WHAT TO DO: Output the material below unchanged, apart from leaving out the pictures.

ENTRIES PROVIDED:
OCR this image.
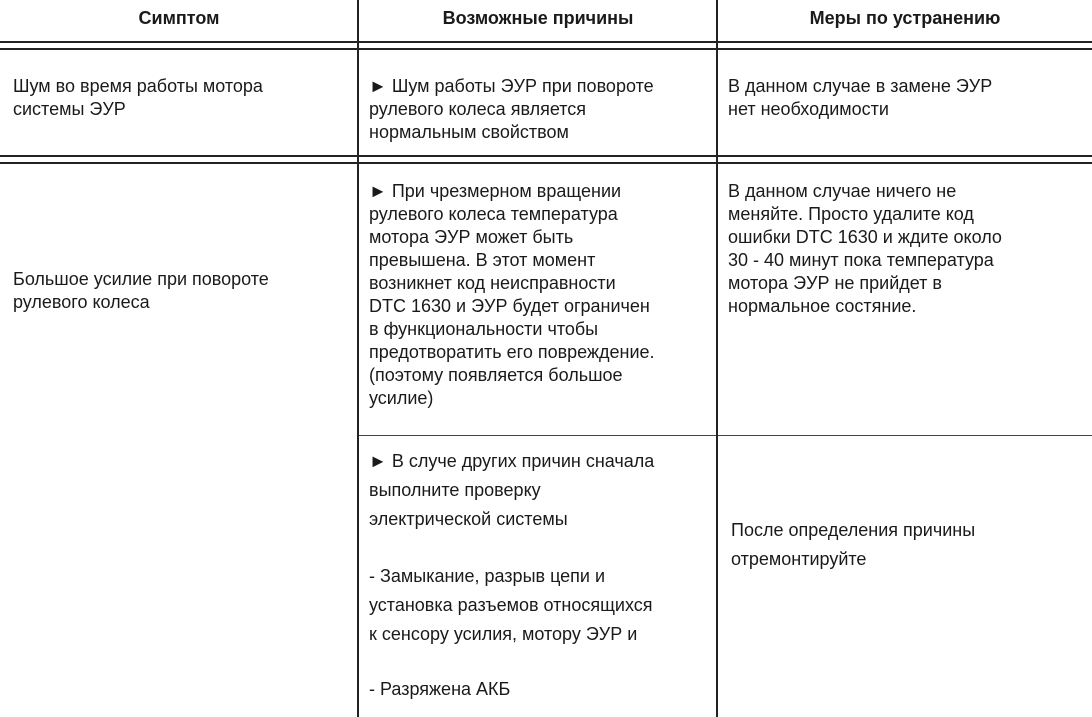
Симптом	Возможные причины	Меры по устранению

Шум во время работы мотора

системы ЭУР

► Шум работы ЭУР при повороте

рулевого колеса является

нормальным свойством

В данном случае в замене ЭУР

нет необходимости

Большое усилие при повороте

рулевого колеса

► При чрезмерном вращении

рулевого колеса температура

мотора ЭУР может быть

превышена. В этот момент

возникнет код неисправности

DTC 1630 и ЭУР будет ограничен

в функциональности чтобы

предотворатить его повреждение.

(поэтому появляется большое

усилие)

В данном случае ничего не

меняйте. Просто удалите код

ошибки DTC 1630 и ждите около

30 - 40 минут пока температура

мотора ЭУР не прийдет в

нормальное состяние.

► В случе других причин сначала

выполните проверку

электрической системы

- Замыкание, разрыв цепи и

установка разъемов относящихся

к сенсору усилия, мотору ЭУР и

- Разряжена АКБ

После определения причины

отремонтируйте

TASK OUTPUT:
OCR this image.
Симптом	Возможные причины	Меры по устранению

Шум во время работы мотора

системы ЭУР

► Шум работы ЭУР при повороте

рулевого колеса является

нормальным свойством

В данном случае в замене ЭУР

нет необходимости

Большое усилие при повороте

рулевого колеса

► При чрезмерном вращении

рулевого колеса температура

мотора ЭУР может быть

превышена. В этот момент

возникнет код неисправности

DTC 1630 и ЭУР будет ограничен

в функциональности чтобы

предотворатить его повреждение.

(поэтому появляется большое

усилие)

В данном случае ничего не

меняйте. Просто удалите код

ошибки DTC 1630 и ждите около

30 - 40 минут пока температура

мотора ЭУР не прийдет в

нормальное состяние.

► В случе других причин сначала

выполните проверку

электрической системы

- Замыкание, разрыв цепи и

установка разъемов относящихся

к сенсору усилия, мотору ЭУР и

- Разряжена АКБ

После определения причины

отремонтируйте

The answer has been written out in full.